EXERCISE BRIEF: Return the entries verbatim and drop every picture.

SOURCE RECORDS:
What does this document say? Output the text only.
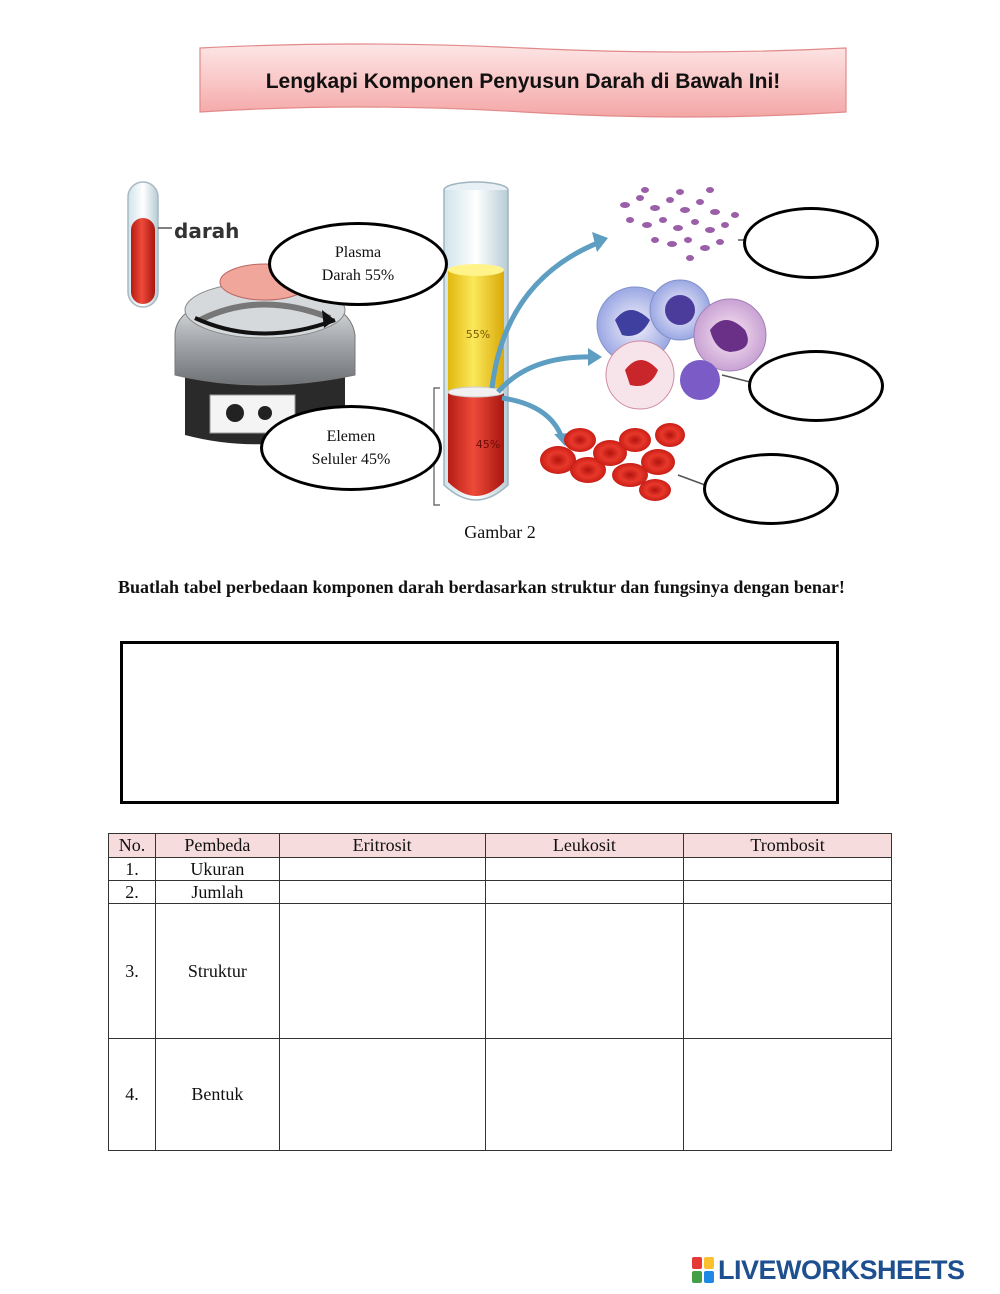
Lengkapi Komponen Penyusun Darah di Bawah Ini!
darah
55%
45%
Plasma
Darah 55%
Elemen
Seluler 45%
Gambar 2
Buatlah tabel perbedaan komponen darah berdasarkan struktur dan fungsinya dengan benar!
No.	Pembeda	Eritrosit	Leukosit	Trombosit
1.	Ukuran			
2.	Jumlah			
3.	Struktur			
4.	Bentuk			
LIVEWORKSHEETS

SOLUTION TO THIS PROBLEM:
What does this document say? Output the text only.
Lengkapi Komponen Penyusun Darah di Bawah Ini!
darah
55%
45%
Plasma
Darah 55%
Elemen
Seluler 45%
Gambar 2
Buatlah tabel perbedaan komponen darah berdasarkan struktur dan fungsinya dengan benar!
No.	Pembeda	Eritrosit	Leukosit	Trombosit
1.	Ukuran			
2.	Jumlah			
3.	Struktur			
4.	Bentuk			
LIVEWORKSHEETS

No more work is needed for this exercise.